Write out these records again, replacing "legend-swatch" with "legend-color-chip" wherever it appears and keeping every other character as it is. Do not include the pictures in your answer.

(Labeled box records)
= = = = = = =

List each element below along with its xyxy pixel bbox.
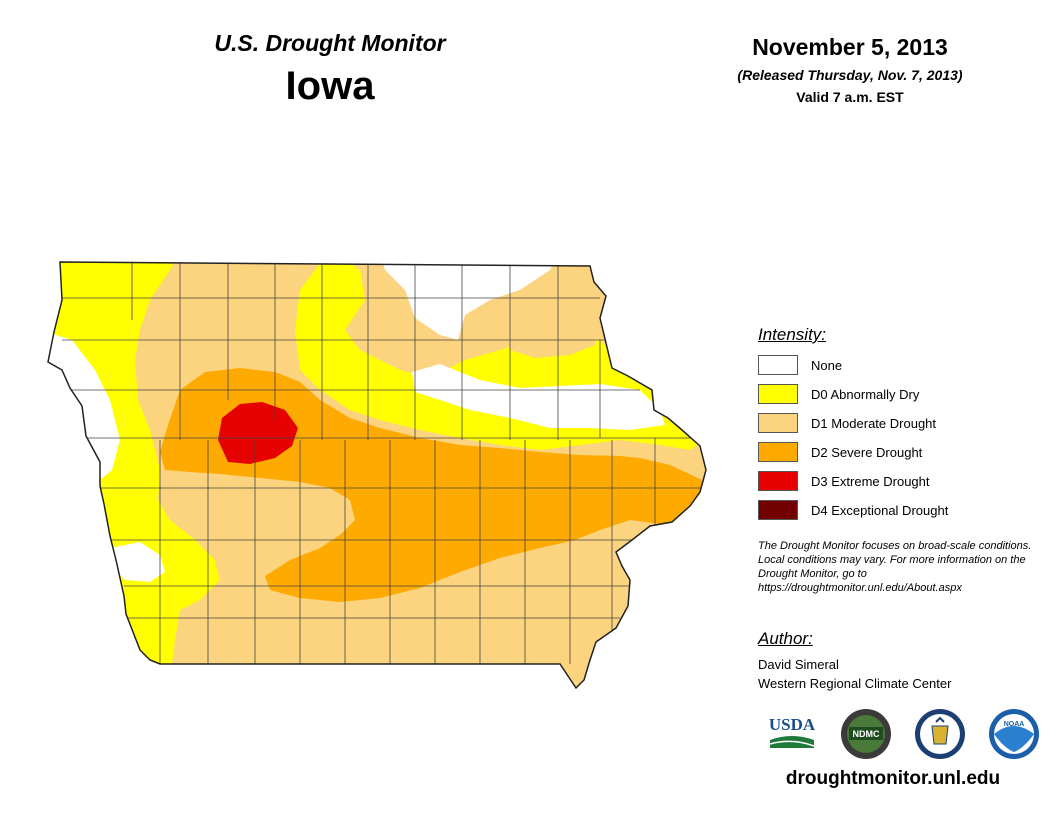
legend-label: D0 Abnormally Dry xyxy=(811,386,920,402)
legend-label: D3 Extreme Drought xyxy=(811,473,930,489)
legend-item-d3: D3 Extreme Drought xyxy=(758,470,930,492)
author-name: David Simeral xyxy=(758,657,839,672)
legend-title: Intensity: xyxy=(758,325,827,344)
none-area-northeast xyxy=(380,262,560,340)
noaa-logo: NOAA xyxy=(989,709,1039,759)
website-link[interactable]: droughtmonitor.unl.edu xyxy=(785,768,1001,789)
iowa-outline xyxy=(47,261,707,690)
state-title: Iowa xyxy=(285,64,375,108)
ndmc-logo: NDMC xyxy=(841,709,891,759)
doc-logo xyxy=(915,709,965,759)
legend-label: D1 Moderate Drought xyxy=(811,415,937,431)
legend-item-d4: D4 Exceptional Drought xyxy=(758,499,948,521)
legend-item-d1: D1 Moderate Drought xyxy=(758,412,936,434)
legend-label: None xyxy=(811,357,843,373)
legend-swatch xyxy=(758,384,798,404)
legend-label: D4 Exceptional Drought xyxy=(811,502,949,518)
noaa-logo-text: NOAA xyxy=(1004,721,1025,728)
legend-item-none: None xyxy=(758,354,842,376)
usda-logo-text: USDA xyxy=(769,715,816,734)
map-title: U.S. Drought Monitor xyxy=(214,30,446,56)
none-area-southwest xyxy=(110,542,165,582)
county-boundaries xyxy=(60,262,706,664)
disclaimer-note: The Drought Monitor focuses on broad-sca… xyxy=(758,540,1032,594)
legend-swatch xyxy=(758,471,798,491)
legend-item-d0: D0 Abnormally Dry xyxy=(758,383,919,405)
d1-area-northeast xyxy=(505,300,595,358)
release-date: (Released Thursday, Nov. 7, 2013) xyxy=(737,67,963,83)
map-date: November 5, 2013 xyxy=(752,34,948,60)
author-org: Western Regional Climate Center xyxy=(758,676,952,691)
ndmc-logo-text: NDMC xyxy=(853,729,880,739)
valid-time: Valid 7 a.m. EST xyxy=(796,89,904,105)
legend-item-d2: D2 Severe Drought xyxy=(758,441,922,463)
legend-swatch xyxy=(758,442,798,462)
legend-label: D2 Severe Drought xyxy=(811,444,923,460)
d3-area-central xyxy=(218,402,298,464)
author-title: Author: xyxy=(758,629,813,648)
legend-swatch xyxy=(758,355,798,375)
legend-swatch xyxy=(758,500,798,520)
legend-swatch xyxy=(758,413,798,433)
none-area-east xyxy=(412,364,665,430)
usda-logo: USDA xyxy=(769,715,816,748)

= = = = = = =

- THE REPLY
List each element below along with its xyxy pixel bbox.
legend-label: D0 Abnormally Dry xyxy=(811,386,920,402)
legend-label: D3 Extreme Drought xyxy=(811,473,930,489)
legend-item-d3: D3 Extreme Drought xyxy=(758,470,930,492)
author-name: David Simeral xyxy=(758,657,839,672)
legend-title: Intensity: xyxy=(758,325,827,344)
none-area-northeast xyxy=(380,262,560,340)
noaa-logo: NOAA xyxy=(989,709,1039,759)
website-link[interactable]: droughtmonitor.unl.edu xyxy=(785,768,1001,789)
iowa-outline xyxy=(47,261,707,690)
state-title: Iowa xyxy=(285,64,375,108)
ndmc-logo: NDMC xyxy=(841,709,891,759)
doc-logo xyxy=(915,709,965,759)
legend-label: D1 Moderate Drought xyxy=(811,415,937,431)
legend-item-d4: D4 Exceptional Drought xyxy=(758,499,948,521)
legend-item-d1: D1 Moderate Drought xyxy=(758,412,936,434)
legend-label: None xyxy=(811,357,843,373)
legend-color-chip xyxy=(758,384,798,404)
legend-label: D4 Exceptional Drought xyxy=(811,502,949,518)
noaa-logo-text: NOAA xyxy=(1004,721,1025,728)
legend-item-none: None xyxy=(758,354,842,376)
usda-logo-text: USDA xyxy=(769,715,816,734)
map-title: U.S. Drought Monitor xyxy=(214,30,446,56)
none-area-southwest xyxy=(110,542,165,582)
county-boundaries xyxy=(60,262,706,664)
disclaimer-note: The Drought Monitor focuses on broad-sca… xyxy=(758,540,1032,594)
legend-color-chip xyxy=(758,471,798,491)
legend-item-d0: D0 Abnormally Dry xyxy=(758,383,919,405)
d1-area-northeast xyxy=(505,300,595,358)
release-date: (Released Thursday, Nov. 7, 2013) xyxy=(737,67,963,83)
map-date: November 5, 2013 xyxy=(752,34,948,60)
author-org: Western Regional Climate Center xyxy=(758,676,952,691)
ndmc-logo-text: NDMC xyxy=(853,729,880,739)
valid-time: Valid 7 a.m. EST xyxy=(796,89,904,105)
legend-item-d2: D2 Severe Drought xyxy=(758,441,922,463)
legend-color-chip xyxy=(758,442,798,462)
legend-label: D2 Severe Drought xyxy=(811,444,923,460)
d3-area-central xyxy=(218,402,298,464)
author-title: Author: xyxy=(758,629,813,648)
legend-color-chip xyxy=(758,355,798,375)
legend-color-chip xyxy=(758,500,798,520)
legend-color-chip xyxy=(758,413,798,433)
none-area-east xyxy=(412,364,665,430)
usda-logo: USDA xyxy=(769,715,816,748)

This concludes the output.